───── Records supplied ─────
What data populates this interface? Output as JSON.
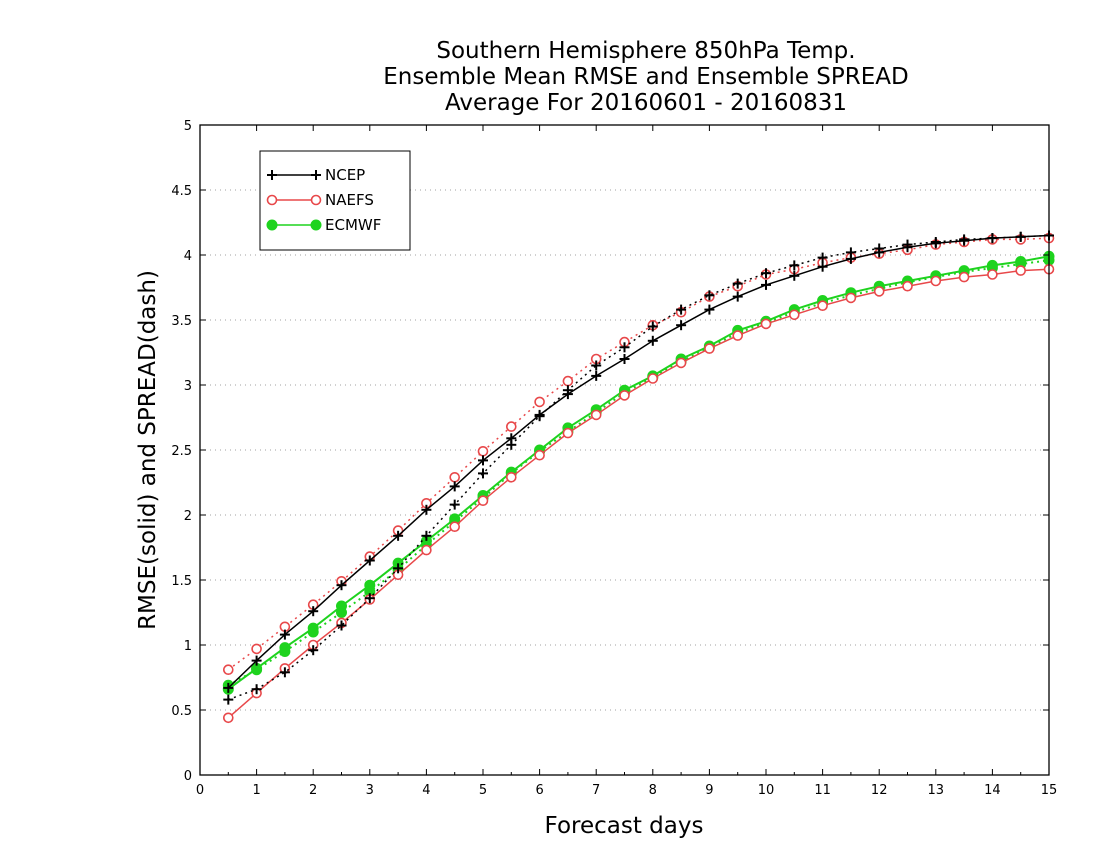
{
  "chart_data": {
    "type": "line",
    "title": [
      "Southern Hemisphere 850hPa Temp.",
      "Ensemble Mean RMSE and Ensemble SPREAD",
      "Average For 20160601 - 20160831"
    ],
    "xlabel": "Forecast days",
    "ylabel": "RMSE(solid) and SPREAD(dash)",
    "xlim": [
      0,
      15
    ],
    "ylim": [
      0,
      5
    ],
    "xticks": [
      "0",
      "1",
      "2",
      "3",
      "4",
      "5",
      "6",
      "7",
      "8",
      "9",
      "10",
      "11",
      "12",
      "13",
      "14",
      "15"
    ],
    "yticks": [
      "0",
      "0.5",
      "1",
      "1.5",
      "2",
      "2.5",
      "3",
      "3.5",
      "4",
      "4.5",
      "5"
    ],
    "grid": "horizontal dotted",
    "legend_position": "top-left",
    "x": [
      0.5,
      1,
      1.5,
      2,
      2.5,
      3,
      3.5,
      4,
      4.5,
      5,
      5.5,
      6,
      6.5,
      7,
      7.5,
      8,
      8.5,
      9,
      9.5,
      10,
      10.5,
      11,
      11.5,
      12,
      12.5,
      13,
      13.5,
      14,
      14.5,
      15
    ],
    "series": [
      {
        "name": "NCEP",
        "color": "#000000",
        "marker": "plus",
        "rmse": [
          0.67,
          0.88,
          1.08,
          1.26,
          1.46,
          1.65,
          1.84,
          2.04,
          2.22,
          2.42,
          2.59,
          2.77,
          2.93,
          3.07,
          3.2,
          3.34,
          3.46,
          3.58,
          3.68,
          3.77,
          3.84,
          3.91,
          3.97,
          4.02,
          4.06,
          4.09,
          4.11,
          4.13,
          4.14,
          4.15
        ],
        "spread": [
          0.58,
          0.66,
          0.79,
          0.96,
          1.15,
          1.36,
          1.59,
          1.84,
          2.08,
          2.32,
          2.54,
          2.76,
          2.96,
          3.15,
          3.29,
          3.45,
          3.58,
          3.69,
          3.78,
          3.86,
          3.92,
          3.98,
          4.02,
          4.05,
          4.08,
          4.1,
          4.12,
          4.13,
          4.14,
          4.15
        ]
      },
      {
        "name": "NAEFS",
        "color": "#e8484a",
        "marker": "circle",
        "rmse": [
          0.44,
          0.63,
          0.82,
          1.0,
          1.17,
          1.35,
          1.54,
          1.73,
          1.91,
          2.11,
          2.29,
          2.46,
          2.63,
          2.77,
          2.92,
          3.05,
          3.17,
          3.28,
          3.38,
          3.47,
          3.54,
          3.61,
          3.67,
          3.72,
          3.76,
          3.8,
          3.83,
          3.85,
          3.88,
          3.89
        ],
        "spread": [
          0.81,
          0.97,
          1.14,
          1.31,
          1.49,
          1.68,
          1.88,
          2.09,
          2.29,
          2.49,
          2.68,
          2.87,
          3.03,
          3.2,
          3.33,
          3.46,
          3.56,
          3.68,
          3.76,
          3.85,
          3.89,
          3.94,
          3.98,
          4.01,
          4.04,
          4.08,
          4.1,
          4.12,
          4.12,
          4.13
        ]
      },
      {
        "name": "ECMWF",
        "color": "#1ed31e",
        "marker": "dot",
        "rmse": [
          0.66,
          0.82,
          0.98,
          1.13,
          1.3,
          1.46,
          1.63,
          1.8,
          1.97,
          2.15,
          2.33,
          2.5,
          2.67,
          2.81,
          2.96,
          3.07,
          3.2,
          3.3,
          3.42,
          3.49,
          3.58,
          3.65,
          3.71,
          3.76,
          3.8,
          3.84,
          3.88,
          3.92,
          3.95,
          3.99
        ],
        "spread": [
          0.69,
          0.81,
          0.95,
          1.1,
          1.25,
          1.41,
          1.58,
          1.77,
          1.95,
          2.13,
          2.32,
          2.49,
          2.64,
          2.79,
          2.94,
          3.06,
          3.18,
          3.29,
          3.4,
          3.48,
          3.56,
          3.63,
          3.69,
          3.74,
          3.79,
          3.83,
          3.87,
          3.9,
          3.93,
          3.96
        ]
      }
    ]
  }
}
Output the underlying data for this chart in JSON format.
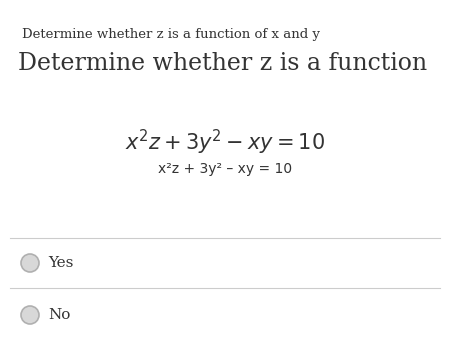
─────
Exercise aim -> Write the records above out again exactly, with no pictures in your copy.

Correct response ->
What data populates this interface? Output as JSON.
{
  "chart_data": {
    "type": "line",
    "title": [
      "Southern Hemisphere 850hPa Temp.",
      "Ensemble Mean RMSE and Ensemble SPREAD",
      "Average For 20160601 - 20160831"
    ],
    "xlabel": "Forecast days",
    "ylabel": "RMSE(solid) and SPREAD(dash)",
    "xlim": [
      0,
      15
    ],
    "ylim": [
      0,
      5
    ],
    "xticks": [
      "0",
      "1",
      "2",
      "3",
      "4",
      "5",
      "6",
      "7",
      "8",
      "9",
      "10",
      "11",
      "12",
      "13",
      "14",
      "15"
    ],
    "yticks": [
      "0",
      "0.5",
      "1",
      "1.5",
      "2",
      "2.5",
      "3",
      "3.5",
      "4",
      "4.5",
      "5"
    ],
    "grid": "horizontal dotted",
    "legend_position": "top-left",
    "x": [
      0.5,
      1,
      1.5,
      2,
      2.5,
      3,
      3.5,
      4,
      4.5,
      5,
      5.5,
      6,
      6.5,
      7,
      7.5,
      8,
      8.5,
      9,
      9.5,
      10,
      10.5,
      11,
      11.5,
      12,
      12.5,
      13,
      13.5,
      14,
      14.5,
      15
    ],
    "series": [
      {
        "name": "NCEP",
        "color": "#000000",
        "marker": "plus",
        "rmse": [
          0.67,
          0.88,
          1.08,
          1.26,
          1.46,
          1.65,
          1.84,
          2.04,
          2.22,
          2.42,
          2.59,
          2.77,
          2.93,
          3.07,
          3.2,
          3.34,
          3.46,
          3.58,
          3.68,
          3.77,
          3.84,
          3.91,
          3.97,
          4.02,
          4.06,
          4.09,
          4.11,
          4.13,
          4.14,
          4.15
        ],
        "spread": [
          0.58,
          0.66,
          0.79,
          0.96,
          1.15,
          1.36,
          1.59,
          1.84,
          2.08,
          2.32,
          2.54,
          2.76,
          2.96,
          3.15,
          3.29,
          3.45,
          3.58,
          3.69,
          3.78,
          3.86,
          3.92,
          3.98,
          4.02,
          4.05,
          4.08,
          4.1,
          4.12,
          4.13,
          4.14,
          4.15
        ]
      },
      {
        "name": "NAEFS",
        "color": "#e8484a",
        "marker": "circle",
        "rmse": [
          0.44,
          0.63,
          0.82,
          1.0,
          1.17,
          1.35,
          1.54,
          1.73,
          1.91,
          2.11,
          2.29,
          2.46,
          2.63,
          2.77,
          2.92,
          3.05,
          3.17,
          3.28,
          3.38,
          3.47,
          3.54,
          3.61,
          3.67,
          3.72,
          3.76,
          3.8,
          3.83,
          3.85,
          3.88,
          3.89
        ],
        "spread": [
          0.81,
          0.97,
          1.14,
          1.31,
          1.49,
          1.68,
          1.88,
          2.09,
          2.29,
          2.49,
          2.68,
          2.87,
          3.03,
          3.2,
          3.33,
          3.46,
          3.56,
          3.68,
          3.76,
          3.85,
          3.89,
          3.94,
          3.98,
          4.01,
          4.04,
          4.08,
          4.1,
          4.12,
          4.12,
          4.13
        ]
      },
      {
        "name": "ECMWF",
        "color": "#1ed31e",
        "marker": "dot",
        "rmse": [
          0.66,
          0.82,
          0.98,
          1.13,
          1.3,
          1.46,
          1.63,
          1.8,
          1.97,
          2.15,
          2.33,
          2.5,
          2.67,
          2.81,
          2.96,
          3.07,
          3.2,
          3.3,
          3.42,
          3.49,
          3.58,
          3.65,
          3.71,
          3.76,
          3.8,
          3.84,
          3.88,
          3.92,
          3.95,
          3.99
        ],
        "spread": [
          0.69,
          0.81,
          0.95,
          1.1,
          1.25,
          1.41,
          1.58,
          1.77,
          1.95,
          2.13,
          2.32,
          2.49,
          2.64,
          2.79,
          2.94,
          3.06,
          3.18,
          3.29,
          3.4,
          3.48,
          3.56,
          3.63,
          3.69,
          3.74,
          3.79,
          3.83,
          3.87,
          3.9,
          3.93,
          3.96
        ]
      }
    ]
  }
}
Output the underlying data for this chart in JSON format.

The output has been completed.